Let $\sequence {S_n}$ be an increasing sequence of $\mu^*$-measurable sets, and let $S_n \uparrow S$ (as $n \to \infty$).
Then for any subset $A \subseteq X$:
- $\ds \map {\mu^*} {A \cap S} = \lim_{n \mathop \to \infty} \map {\mu^*} {A \cap S_n}$
Proof
By the monotonicity of $\mu^*$, it suffices to prove that:
- $\ds \map {\mu^*} {A \cap S} \le \lim_{n \mathop \to \infty} \map {\mu^*} {A \cap S_n}$
Assume that $\map {\mu^*} {A \cap S_n}$ is finite for all $n \in \N$, otherwise the statement is trivial by the monotonicity of $\mu^*$.
Let $S_0 = \O$.
Then $x \in S$ if and only if there exists an integer $n \ge 0$ such that $x \in S_{n + 1}$.
Taking the least possible $n$, it follows that $x \notin S_n$, and so:
- $x \in S_{n + 1} \setminus S_n$
Therefore:
- $\ds S = \bigcup_{n \mathop = 0}^\infty \paren {S_{n + 1} \setminus S_n}$
From Intersection Distributes over Union:
- $\ds A \cap S = A \cap \bigcup_{n \mathop = 0}^\infty \paren {S_{n + 1} \setminus S_n} = \bigcup_{n \mathop = 0}^\infty \paren {A \cap \paren {S_{n + 1} \setminus S_n} }$
Therefore:
\(\ds \map {\mu^*} {A \cap S}\) | \(\le\) | \(\ds \sum_{n \mathop = 0}^\infty \map {\mu^*} {A \cap \paren {S_{n + 1} \setminus S_n} }\) | Definition of Countably Subadditive Function | |||||||||||
\(\ds \) | \(=\) | \(\ds \sum_{n \mathop = 0}^\infty \paren {\map {\mu^*} {A \cap S_{n + 1} } - \map {\mu^*} {A \cap S_{n + 1} \cap S_n} }\) | Definition of Measurable Set of Arbitrary Outer Measure | |||||||||||
\(\ds \) | \(=\) | \(\ds \sum_{n \mathop = 0}^\infty \paren {\map {\mu^*} {A \cap S_{n + 1} } - \map {\mu^*} {A \cap S_n} }\) | Intersection with Subset is Subset | |||||||||||
\(\ds \) | \(=\) | \(\ds \lim_{n \mathop \to \infty} \map {\mu^*} {A \cap S_n} - \map {\mu^*} {A \cap \O}\) | Telescoping Series | |||||||||||
\(\ds \) | \(=\) | \(\ds \lim_{n \mathop \to \infty} \map {\mu^*} {A \cap S_n}\) | Intersection with Empty Set and Definition of Outer Measure |
$\blacksquare$

-.-.-

Set exercise 1: In the proof, swap "trivial" for "immediate" and give the passage from "Then for any" up to and including "monotonicity of $\mu^*$.".
Set exercise 2:
Answer these questions from the proof:
(a) What is S_0 defined to be?
(b) Which result is cited to rewrite A ∩ S as a union of intersections?
(c) By what property of μ* does it suffice to prove only one inequality?
The records are separate material, unrelated to the proof.

-.-.-

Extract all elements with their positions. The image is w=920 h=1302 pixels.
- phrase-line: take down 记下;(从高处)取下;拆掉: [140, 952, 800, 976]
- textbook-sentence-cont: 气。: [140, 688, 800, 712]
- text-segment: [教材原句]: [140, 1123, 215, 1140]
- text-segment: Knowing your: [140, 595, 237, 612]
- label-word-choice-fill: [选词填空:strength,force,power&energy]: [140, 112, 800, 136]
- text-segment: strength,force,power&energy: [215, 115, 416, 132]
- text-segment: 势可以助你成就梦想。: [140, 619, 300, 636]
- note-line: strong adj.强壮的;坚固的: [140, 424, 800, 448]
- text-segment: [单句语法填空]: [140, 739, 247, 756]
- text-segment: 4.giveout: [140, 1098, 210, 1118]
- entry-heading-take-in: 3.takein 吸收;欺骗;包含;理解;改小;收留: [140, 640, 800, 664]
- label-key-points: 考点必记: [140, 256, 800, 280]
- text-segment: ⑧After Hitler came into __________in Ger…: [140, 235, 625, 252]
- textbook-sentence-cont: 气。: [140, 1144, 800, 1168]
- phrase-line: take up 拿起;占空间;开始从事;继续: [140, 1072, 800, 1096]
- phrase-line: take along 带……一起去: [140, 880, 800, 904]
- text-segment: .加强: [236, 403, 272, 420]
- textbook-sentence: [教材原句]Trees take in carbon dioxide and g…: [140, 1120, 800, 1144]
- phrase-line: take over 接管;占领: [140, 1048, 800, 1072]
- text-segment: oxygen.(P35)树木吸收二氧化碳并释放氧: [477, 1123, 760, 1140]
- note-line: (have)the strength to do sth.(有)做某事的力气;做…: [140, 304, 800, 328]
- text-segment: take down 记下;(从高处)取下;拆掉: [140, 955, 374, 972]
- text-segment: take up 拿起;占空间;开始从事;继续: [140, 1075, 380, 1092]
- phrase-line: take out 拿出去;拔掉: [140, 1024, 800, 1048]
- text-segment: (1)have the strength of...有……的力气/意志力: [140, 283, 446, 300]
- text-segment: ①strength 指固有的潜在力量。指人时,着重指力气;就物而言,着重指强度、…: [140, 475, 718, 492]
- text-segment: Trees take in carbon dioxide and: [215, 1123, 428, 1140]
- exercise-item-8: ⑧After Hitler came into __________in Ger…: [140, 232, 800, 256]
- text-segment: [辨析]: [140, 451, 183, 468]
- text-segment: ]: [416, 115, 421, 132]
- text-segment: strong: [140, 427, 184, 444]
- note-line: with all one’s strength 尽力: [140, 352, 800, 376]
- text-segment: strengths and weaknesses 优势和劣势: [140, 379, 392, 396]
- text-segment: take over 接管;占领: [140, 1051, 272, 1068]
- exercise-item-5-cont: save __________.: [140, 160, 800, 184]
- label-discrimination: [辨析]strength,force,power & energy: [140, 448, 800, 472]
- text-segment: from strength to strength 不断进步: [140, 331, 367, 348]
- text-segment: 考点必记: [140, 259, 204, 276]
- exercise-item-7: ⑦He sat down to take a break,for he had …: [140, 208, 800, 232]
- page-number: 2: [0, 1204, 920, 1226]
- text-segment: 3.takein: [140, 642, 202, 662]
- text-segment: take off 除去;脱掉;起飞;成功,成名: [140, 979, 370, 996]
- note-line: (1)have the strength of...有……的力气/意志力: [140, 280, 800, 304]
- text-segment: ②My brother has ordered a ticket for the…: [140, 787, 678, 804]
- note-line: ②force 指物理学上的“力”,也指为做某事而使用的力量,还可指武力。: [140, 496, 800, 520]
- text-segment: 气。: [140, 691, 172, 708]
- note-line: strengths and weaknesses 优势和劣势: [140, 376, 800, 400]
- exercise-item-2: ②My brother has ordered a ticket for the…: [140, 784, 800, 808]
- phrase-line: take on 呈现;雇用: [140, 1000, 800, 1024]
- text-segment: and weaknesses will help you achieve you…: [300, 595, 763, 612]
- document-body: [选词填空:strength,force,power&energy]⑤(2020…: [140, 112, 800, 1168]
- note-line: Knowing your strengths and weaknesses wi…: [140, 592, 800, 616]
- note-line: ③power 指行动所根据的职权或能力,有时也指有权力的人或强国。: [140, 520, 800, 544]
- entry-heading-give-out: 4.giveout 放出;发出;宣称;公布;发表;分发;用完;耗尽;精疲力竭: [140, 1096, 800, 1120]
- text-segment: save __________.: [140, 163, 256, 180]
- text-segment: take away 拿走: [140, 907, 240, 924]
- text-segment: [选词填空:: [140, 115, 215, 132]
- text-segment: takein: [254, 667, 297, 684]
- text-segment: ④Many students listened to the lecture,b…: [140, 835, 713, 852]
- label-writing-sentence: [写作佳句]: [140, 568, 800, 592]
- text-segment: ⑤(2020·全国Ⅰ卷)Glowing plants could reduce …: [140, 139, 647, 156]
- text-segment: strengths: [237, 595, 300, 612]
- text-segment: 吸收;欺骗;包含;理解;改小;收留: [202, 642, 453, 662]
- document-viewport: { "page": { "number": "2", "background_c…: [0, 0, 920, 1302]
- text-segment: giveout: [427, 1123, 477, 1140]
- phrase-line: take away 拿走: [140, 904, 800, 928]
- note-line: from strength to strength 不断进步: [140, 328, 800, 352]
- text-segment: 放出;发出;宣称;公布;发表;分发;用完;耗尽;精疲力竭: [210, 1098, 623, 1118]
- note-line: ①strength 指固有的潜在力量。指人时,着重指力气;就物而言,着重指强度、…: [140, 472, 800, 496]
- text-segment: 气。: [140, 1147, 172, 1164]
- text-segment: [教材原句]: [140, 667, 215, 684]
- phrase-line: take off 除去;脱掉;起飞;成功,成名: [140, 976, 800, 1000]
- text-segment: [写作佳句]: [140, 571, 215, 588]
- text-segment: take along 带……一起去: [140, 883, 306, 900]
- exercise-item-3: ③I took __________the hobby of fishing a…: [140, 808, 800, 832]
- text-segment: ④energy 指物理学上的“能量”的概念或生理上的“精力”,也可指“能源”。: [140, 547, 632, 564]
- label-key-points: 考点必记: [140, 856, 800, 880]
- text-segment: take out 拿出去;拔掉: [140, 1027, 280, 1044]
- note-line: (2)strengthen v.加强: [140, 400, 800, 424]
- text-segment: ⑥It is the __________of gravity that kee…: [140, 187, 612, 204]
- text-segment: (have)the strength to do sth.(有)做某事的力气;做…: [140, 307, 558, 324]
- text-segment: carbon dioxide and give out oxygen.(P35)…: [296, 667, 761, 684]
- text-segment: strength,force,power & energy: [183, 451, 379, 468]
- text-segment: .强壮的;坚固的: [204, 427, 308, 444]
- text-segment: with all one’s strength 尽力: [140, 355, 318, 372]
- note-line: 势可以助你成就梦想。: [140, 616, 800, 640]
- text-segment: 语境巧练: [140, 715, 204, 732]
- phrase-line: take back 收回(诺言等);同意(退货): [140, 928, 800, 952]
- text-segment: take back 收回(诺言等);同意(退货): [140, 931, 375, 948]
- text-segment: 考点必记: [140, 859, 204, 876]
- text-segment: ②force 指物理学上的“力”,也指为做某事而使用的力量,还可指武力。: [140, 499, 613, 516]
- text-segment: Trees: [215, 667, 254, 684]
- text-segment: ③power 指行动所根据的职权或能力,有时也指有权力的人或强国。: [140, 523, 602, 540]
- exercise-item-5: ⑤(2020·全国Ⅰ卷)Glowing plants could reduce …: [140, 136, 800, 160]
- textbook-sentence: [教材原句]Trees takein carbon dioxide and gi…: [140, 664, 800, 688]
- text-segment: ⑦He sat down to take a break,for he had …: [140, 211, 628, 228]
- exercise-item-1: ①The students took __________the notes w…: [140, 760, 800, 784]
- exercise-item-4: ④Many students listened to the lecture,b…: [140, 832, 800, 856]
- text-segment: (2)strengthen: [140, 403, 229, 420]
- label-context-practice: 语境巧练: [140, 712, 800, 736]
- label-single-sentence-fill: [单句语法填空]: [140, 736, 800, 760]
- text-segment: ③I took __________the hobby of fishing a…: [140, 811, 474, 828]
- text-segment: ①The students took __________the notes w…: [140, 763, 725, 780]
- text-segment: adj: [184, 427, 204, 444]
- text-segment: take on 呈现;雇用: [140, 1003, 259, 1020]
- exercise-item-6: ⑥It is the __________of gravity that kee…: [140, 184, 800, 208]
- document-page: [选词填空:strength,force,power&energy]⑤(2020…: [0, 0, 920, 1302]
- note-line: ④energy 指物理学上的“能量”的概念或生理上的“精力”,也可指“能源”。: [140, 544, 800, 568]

-.-.-

Full solution 1:
Then for any subset $A \subseteq X$:
- $\ds \map {\mu^*} {A \cap S} = \lim_{n \mathop \to \infty} \map {\mu^*} {A \cap S_n}$
Proof
By the monotonicity of $\mu^*$, it suffices to prove that:
- $\ds \map {\mu^*} {A \cap S} \le \lim_{n \mathop \to \infty} \map {\mu^*} {A \cap S_n}$
Assume that $\map {\mu^*} {A \cap S_n}$ is finite for all $n \in \N$, otherwise the statement is immediate by the monotonicity of $\mu^*$.

Full solution 2:
(a) The empty set.
(b) Intersection Distributes over Union.
(c) The monotonicity of μ*.